→ Exercise
Quote the whole listing word for word. Do not include the pictures.

Source data start

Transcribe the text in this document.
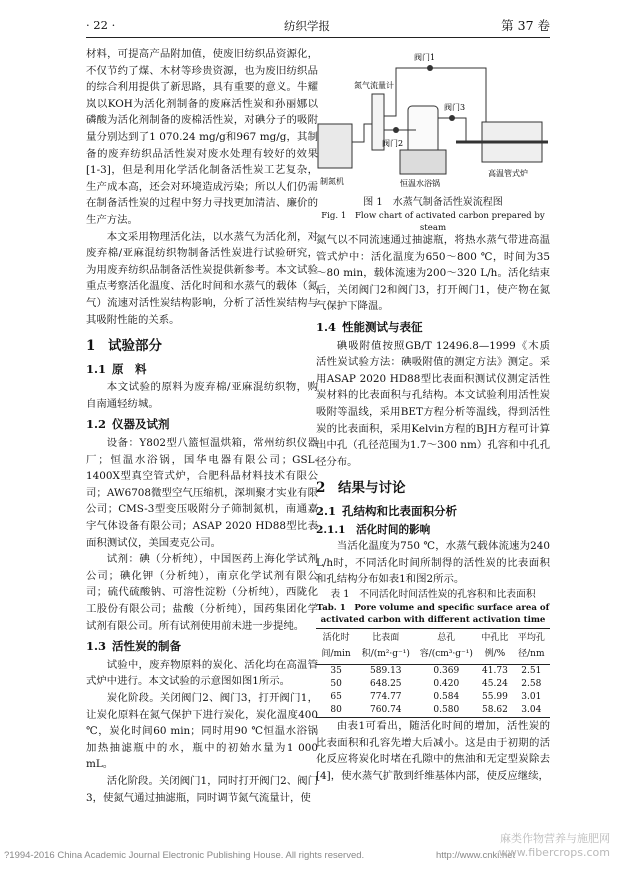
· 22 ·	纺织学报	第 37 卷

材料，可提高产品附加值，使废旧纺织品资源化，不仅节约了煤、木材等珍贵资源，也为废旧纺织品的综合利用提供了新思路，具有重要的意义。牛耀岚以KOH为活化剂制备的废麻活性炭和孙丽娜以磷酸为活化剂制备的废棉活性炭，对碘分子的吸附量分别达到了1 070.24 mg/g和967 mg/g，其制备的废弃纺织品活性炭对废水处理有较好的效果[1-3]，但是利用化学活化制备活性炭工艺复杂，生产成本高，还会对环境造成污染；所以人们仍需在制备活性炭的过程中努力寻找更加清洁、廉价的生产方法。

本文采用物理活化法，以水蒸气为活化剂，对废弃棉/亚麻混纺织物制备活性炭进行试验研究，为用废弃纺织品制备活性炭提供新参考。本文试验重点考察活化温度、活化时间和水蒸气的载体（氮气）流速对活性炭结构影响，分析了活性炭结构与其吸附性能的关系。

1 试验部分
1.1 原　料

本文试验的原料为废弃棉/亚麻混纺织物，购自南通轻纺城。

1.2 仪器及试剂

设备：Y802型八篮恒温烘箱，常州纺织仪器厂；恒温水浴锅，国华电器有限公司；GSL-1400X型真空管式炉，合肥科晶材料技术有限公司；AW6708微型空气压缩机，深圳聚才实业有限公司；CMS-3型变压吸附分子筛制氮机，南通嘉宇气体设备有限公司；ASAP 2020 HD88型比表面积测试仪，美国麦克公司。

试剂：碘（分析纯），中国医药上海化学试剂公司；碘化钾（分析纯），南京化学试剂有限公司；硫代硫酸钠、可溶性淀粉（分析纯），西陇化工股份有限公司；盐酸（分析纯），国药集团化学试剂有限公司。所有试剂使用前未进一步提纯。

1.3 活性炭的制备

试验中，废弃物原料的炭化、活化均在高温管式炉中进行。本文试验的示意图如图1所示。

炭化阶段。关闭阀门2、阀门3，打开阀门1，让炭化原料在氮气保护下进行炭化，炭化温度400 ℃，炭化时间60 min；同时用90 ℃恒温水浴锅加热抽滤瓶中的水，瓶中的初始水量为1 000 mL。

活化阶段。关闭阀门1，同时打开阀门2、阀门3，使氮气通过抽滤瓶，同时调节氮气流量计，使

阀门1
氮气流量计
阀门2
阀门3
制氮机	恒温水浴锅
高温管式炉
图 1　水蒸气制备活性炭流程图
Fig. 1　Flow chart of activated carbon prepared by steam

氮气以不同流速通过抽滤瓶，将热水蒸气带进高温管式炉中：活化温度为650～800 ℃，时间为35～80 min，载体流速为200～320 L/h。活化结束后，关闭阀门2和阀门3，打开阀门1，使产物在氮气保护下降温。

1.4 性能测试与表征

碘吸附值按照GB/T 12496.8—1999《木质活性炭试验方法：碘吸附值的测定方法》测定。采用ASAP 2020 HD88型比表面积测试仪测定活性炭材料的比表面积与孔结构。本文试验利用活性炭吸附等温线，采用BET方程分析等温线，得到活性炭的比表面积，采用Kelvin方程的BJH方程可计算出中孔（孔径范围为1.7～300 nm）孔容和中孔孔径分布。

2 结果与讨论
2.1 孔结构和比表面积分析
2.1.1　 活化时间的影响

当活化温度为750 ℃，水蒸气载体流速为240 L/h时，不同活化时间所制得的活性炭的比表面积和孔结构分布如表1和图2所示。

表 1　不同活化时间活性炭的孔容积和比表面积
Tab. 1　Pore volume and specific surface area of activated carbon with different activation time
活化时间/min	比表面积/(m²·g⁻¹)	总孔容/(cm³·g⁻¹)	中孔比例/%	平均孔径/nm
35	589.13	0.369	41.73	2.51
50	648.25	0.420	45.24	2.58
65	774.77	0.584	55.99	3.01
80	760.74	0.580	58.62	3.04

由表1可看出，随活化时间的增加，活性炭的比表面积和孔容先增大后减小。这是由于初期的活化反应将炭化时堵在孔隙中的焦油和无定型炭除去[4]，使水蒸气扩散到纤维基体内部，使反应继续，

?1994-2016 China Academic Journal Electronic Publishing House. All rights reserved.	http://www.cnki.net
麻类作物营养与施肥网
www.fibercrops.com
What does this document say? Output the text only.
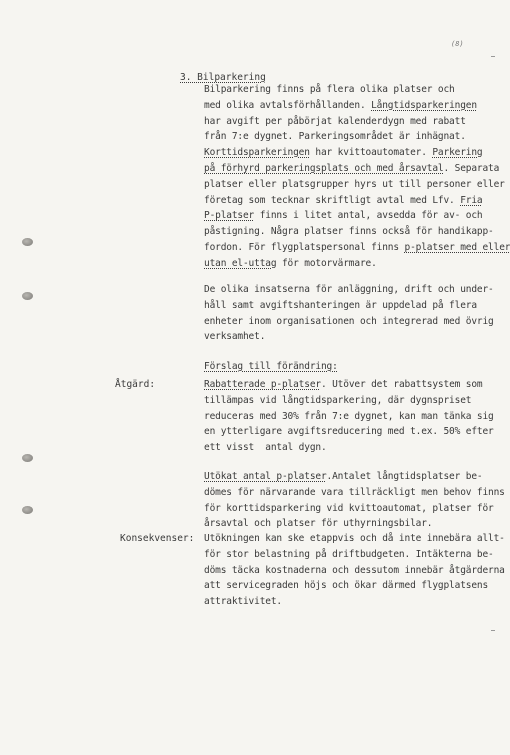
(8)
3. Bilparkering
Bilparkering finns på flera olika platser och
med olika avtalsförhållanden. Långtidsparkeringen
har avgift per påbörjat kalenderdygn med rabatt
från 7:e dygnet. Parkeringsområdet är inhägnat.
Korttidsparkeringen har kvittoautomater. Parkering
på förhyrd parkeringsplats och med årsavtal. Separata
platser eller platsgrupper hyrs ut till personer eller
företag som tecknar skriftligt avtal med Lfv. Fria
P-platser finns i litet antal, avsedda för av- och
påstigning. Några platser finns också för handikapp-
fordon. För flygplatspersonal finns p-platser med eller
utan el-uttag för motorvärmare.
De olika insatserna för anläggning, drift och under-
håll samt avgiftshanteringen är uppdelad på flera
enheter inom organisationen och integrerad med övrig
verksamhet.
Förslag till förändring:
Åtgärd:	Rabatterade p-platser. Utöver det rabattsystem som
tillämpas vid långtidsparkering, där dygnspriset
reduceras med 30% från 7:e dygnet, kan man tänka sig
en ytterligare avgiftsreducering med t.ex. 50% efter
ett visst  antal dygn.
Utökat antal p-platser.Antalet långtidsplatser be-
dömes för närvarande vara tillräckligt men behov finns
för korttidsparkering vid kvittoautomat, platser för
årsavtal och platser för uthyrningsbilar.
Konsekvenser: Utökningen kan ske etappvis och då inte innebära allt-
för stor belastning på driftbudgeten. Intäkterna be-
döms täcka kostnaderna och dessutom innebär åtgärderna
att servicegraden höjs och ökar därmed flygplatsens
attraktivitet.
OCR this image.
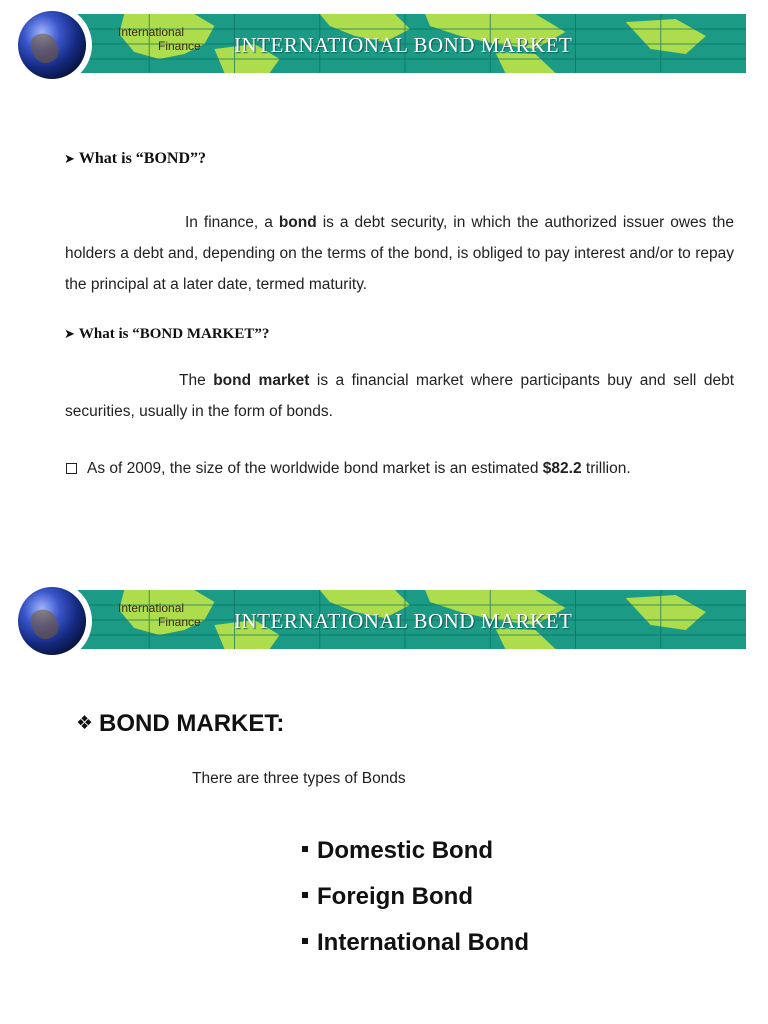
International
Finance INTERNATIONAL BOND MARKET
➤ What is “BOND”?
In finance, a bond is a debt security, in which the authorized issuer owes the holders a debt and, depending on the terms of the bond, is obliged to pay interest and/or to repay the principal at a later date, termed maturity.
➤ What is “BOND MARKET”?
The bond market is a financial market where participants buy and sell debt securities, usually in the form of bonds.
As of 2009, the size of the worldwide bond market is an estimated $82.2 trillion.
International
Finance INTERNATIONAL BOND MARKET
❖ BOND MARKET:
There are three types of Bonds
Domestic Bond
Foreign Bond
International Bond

Source data end

→ Problem solution
Transcribe the text in this document.
· 22 ·	纺织学报	第 37 卷

材料，可提高产品附加值，使废旧纺织品资源化，不仅节约了煤、木材等珍贵资源，也为废旧纺织品的综合利用提供了新思路，具有重要的意义。牛耀岚以KOH为活化剂制备的废麻活性炭和孙丽娜以磷酸为活化剂制备的废棉活性炭，对碘分子的吸附量分别达到了1 070.24 mg/g和967 mg/g，其制备的废弃纺织品活性炭对废水处理有较好的效果[1-3]，但是利用化学活化制备活性炭工艺复杂，生产成本高，还会对环境造成污染；所以人们仍需在制备活性炭的过程中努力寻找更加清洁、廉价的生产方法。

本文采用物理活化法，以水蒸气为活化剂，对废弃棉/亚麻混纺织物制备活性炭进行试验研究，为用废弃纺织品制备活性炭提供新参考。本文试验重点考察活化温度、活化时间和水蒸气的载体（氮气）流速对活性炭结构影响，分析了活性炭结构与其吸附性能的关系。

1 试验部分
1.1 原　料

本文试验的原料为废弃棉/亚麻混纺织物，购自南通轻纺城。

1.2 仪器及试剂

设备：Y802型八篮恒温烘箱，常州纺织仪器厂；恒温水浴锅，国华电器有限公司；GSL-1400X型真空管式炉，合肥科晶材料技术有限公司；AW6708微型空气压缩机，深圳聚才实业有限公司；CMS-3型变压吸附分子筛制氮机，南通嘉宇气体设备有限公司；ASAP 2020 HD88型比表面积测试仪，美国麦克公司。

试剂：碘（分析纯），中国医药上海化学试剂公司；碘化钾（分析纯），南京化学试剂有限公司；硫代硫酸钠、可溶性淀粉（分析纯），西陇化工股份有限公司；盐酸（分析纯），国药集团化学试剂有限公司。所有试剂使用前未进一步提纯。

1.3 活性炭的制备

试验中，废弃物原料的炭化、活化均在高温管式炉中进行。本文试验的示意图如图1所示。

炭化阶段。关闭阀门2、阀门3，打开阀门1，让炭化原料在氮气保护下进行炭化，炭化温度400 ℃，炭化时间60 min；同时用90 ℃恒温水浴锅加热抽滤瓶中的水，瓶中的初始水量为1 000 mL。

活化阶段。关闭阀门1，同时打开阀门2、阀门3，使氮气通过抽滤瓶，同时调节氮气流量计，使

阀门1
氮气流量计
阀门2
阀门3
制氮机	恒温水浴锅
高温管式炉
图 1　水蒸气制备活性炭流程图
Fig. 1　Flow chart of activated carbon prepared by steam

氮气以不同流速通过抽滤瓶，将热水蒸气带进高温管式炉中：活化温度为650～800 ℃，时间为35～80 min，载体流速为200～320 L/h。活化结束后，关闭阀门2和阀门3，打开阀门1，使产物在氮气保护下降温。

1.4 性能测试与表征

碘吸附值按照GB/T 12496.8—1999《木质活性炭试验方法：碘吸附值的测定方法》测定。采用ASAP 2020 HD88型比表面积测试仪测定活性炭材料的比表面积与孔结构。本文试验利用活性炭吸附等温线，采用BET方程分析等温线，得到活性炭的比表面积，采用Kelvin方程的BJH方程可计算出中孔（孔径范围为1.7～300 nm）孔容和中孔孔径分布。

2 结果与讨论
2.1 孔结构和比表面积分析
2.1.1　 活化时间的影响

当活化温度为750 ℃，水蒸气载体流速为240 L/h时，不同活化时间所制得的活性炭的比表面积和孔结构分布如表1和图2所示。

表 1　不同活化时间活性炭的孔容积和比表面积
Tab. 1　Pore volume and specific surface area of activated carbon with different activation time
活化时间/min	比表面积/(m²·g⁻¹)	总孔容/(cm³·g⁻¹)	中孔比例/%	平均孔径/nm
35	589.13	0.369	41.73	2.51
50	648.25	0.420	45.24	2.58
65	774.77	0.584	55.99	3.01
80	760.74	0.580	58.62	3.04

由表1可看出，随活化时间的增加，活性炭的比表面积和孔容先增大后减小。这是由于初期的活化反应将炭化时堵在孔隙中的焦油和无定型炭除去[4]，使水蒸气扩散到纤维基体内部，使反应继续，

?1994-2016 China Academic Journal Electronic Publishing House. All rights reserved.	http://www.cnki.net
麻类作物营养与施肥网
www.fibercrops.com
What does this document say? Output the text only.
(8)
3. Bilparkering
Bilparkering finns på flera olika platser och
med olika avtalsförhållanden. Långtidsparkeringen
har avgift per påbörjat kalenderdygn med rabatt
från 7:e dygnet. Parkeringsområdet är inhägnat.
Korttidsparkeringen har kvittoautomater. Parkering
på förhyrd parkeringsplats och med årsavtal. Separata
platser eller platsgrupper hyrs ut till personer eller
företag som tecknar skriftligt avtal med Lfv. Fria
P-platser finns i litet antal, avsedda för av- och
påstigning. Några platser finns också för handikapp-
fordon. För flygplatspersonal finns p-platser med eller
utan el-uttag för motorvärmare.
De olika insatserna för anläggning, drift och under-
håll samt avgiftshanteringen är uppdelad på flera
enheter inom organisationen och integrerad med övrig
verksamhet.
Förslag till förändring:
Åtgärd:	Rabatterade p-platser. Utöver det rabattsystem som
tillämpas vid långtidsparkering, där dygnspriset
reduceras med 30% från 7:e dygnet, kan man tänka sig
en ytterligare avgiftsreducering med t.ex. 50% efter
ett visst  antal dygn.
Utökat antal p-platser.Antalet långtidsplatser be-
dömes för närvarande vara tillräckligt men behov finns
för korttidsparkering vid kvittoautomat, platser för
årsavtal och platser för uthyrningsbilar.
Konsekvenser: Utökningen kan ske etappvis och då inte innebära allt-
för stor belastning på driftbudgeten. Intäkterna be-
döms täcka kostnaderna och dessutom innebär åtgärderna
att servicegraden höjs och ökar därmed flygplatsens
attraktivitet.
OCR this image.
International
Finance INTERNATIONAL BOND MARKET
➤ What is “BOND”?
In finance, a bond is a debt security, in which the authorized issuer owes the holders a debt and, depending on the terms of the bond, is obliged to pay interest and/or to repay the principal at a later date, termed maturity.
➤ What is “BOND MARKET”?
The bond market is a financial market where participants buy and sell debt securities, usually in the form of bonds.
As of 2009, the size of the worldwide bond market is an estimated $82.2 trillion.
International
Finance INTERNATIONAL BOND MARKET
❖ BOND MARKET:
There are three types of Bonds
Domestic Bond
Foreign Bond
International Bond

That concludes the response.